Task prompt: Gather each line of the records where "name" appears.

Figure dataset records
_ _ _ _
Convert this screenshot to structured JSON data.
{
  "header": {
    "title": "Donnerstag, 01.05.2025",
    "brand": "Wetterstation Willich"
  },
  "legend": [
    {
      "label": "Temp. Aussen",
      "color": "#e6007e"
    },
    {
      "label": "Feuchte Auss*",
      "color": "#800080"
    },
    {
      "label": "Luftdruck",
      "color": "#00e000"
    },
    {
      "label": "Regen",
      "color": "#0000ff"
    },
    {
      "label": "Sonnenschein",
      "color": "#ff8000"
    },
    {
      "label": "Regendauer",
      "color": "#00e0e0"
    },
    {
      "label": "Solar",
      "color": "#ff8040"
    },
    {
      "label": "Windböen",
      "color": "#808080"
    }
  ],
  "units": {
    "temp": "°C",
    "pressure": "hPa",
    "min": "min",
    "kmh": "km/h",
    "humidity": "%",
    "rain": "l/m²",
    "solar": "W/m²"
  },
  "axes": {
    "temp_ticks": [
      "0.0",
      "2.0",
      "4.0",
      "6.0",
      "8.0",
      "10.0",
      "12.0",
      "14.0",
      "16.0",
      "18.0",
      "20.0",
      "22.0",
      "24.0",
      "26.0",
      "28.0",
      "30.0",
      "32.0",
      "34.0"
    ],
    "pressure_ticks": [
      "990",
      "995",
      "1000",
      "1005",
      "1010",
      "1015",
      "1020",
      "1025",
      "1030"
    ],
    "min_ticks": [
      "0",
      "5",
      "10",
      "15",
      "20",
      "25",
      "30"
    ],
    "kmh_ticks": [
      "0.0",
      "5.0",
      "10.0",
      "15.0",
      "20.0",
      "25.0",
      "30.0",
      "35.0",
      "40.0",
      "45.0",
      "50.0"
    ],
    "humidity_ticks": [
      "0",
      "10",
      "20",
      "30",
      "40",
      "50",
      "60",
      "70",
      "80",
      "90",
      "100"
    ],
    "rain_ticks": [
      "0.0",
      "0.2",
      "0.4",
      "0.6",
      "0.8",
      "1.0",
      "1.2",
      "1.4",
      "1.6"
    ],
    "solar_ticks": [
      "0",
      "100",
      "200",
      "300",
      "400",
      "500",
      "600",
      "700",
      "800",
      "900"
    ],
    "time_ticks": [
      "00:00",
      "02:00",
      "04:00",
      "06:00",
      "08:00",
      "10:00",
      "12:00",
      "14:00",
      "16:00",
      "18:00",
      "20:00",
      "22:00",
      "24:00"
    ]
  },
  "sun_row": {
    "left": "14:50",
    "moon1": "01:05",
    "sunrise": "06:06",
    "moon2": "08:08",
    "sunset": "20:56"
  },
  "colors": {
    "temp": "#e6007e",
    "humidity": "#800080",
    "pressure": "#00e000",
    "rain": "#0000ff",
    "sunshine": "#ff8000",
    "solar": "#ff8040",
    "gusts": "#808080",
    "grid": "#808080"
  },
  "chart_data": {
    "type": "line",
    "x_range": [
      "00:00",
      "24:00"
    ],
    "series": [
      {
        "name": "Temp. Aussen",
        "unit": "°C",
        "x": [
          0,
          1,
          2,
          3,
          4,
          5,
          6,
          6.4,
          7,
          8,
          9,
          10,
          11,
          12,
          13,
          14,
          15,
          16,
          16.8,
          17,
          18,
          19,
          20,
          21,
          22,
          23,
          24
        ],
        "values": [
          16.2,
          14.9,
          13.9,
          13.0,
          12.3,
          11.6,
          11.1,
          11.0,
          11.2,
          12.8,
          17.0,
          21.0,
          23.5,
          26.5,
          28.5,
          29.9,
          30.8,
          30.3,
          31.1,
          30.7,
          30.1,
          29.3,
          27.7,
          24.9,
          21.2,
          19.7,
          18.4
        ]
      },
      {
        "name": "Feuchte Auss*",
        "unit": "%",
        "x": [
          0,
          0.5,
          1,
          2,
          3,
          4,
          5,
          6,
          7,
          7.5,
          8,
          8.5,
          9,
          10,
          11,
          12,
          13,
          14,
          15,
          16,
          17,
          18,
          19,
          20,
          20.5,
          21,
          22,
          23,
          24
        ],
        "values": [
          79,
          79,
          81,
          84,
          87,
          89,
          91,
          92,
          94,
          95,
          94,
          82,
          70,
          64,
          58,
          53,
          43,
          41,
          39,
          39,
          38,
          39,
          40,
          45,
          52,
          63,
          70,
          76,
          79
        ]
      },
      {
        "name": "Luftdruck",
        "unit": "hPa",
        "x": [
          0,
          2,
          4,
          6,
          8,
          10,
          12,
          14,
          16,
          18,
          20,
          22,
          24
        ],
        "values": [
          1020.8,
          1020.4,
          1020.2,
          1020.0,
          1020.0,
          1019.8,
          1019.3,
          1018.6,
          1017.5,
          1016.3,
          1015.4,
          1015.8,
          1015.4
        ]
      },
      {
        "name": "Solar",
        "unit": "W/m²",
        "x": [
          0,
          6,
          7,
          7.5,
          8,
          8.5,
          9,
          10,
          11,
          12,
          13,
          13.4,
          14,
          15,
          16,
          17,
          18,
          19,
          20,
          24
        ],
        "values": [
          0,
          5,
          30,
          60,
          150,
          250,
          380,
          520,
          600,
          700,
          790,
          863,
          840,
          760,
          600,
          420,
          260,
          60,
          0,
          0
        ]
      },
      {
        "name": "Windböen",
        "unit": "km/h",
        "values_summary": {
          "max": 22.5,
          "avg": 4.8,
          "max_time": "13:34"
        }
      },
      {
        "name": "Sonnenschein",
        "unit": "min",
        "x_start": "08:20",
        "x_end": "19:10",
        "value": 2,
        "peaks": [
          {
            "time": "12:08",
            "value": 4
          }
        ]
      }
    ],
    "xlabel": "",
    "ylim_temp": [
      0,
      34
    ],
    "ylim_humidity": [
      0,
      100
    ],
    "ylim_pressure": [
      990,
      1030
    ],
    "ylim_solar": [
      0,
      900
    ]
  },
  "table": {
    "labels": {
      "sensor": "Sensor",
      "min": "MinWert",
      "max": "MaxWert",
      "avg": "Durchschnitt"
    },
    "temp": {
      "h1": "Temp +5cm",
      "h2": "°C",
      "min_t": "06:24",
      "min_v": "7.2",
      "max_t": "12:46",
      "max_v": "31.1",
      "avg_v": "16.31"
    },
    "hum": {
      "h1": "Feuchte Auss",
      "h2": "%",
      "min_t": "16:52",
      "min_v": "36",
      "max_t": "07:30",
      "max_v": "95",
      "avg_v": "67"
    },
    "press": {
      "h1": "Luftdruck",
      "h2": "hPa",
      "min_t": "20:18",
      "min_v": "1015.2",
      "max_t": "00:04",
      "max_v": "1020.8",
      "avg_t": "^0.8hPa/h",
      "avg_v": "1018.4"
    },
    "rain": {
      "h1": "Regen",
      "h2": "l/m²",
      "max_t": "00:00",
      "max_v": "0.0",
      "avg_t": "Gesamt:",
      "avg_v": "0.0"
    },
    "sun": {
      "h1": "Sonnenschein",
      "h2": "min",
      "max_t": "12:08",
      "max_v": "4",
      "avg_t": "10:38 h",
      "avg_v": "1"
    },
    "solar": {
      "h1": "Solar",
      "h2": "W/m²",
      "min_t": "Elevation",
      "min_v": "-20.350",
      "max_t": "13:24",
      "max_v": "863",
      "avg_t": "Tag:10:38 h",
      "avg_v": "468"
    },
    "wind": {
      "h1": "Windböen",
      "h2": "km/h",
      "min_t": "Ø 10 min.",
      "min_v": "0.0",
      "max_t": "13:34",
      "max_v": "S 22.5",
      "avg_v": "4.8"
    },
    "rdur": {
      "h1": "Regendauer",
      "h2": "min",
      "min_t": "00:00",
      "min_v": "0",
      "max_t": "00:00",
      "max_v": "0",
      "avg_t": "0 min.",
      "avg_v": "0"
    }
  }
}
_ _ _ _
Complete response:
        "name": "Temp. Aussen",
        "name": "Feuchte Auss*",
        "name": "Luftdruck",
        "name": "Solar",
        "name": "Windböen",
        "name": "Sonnenschein",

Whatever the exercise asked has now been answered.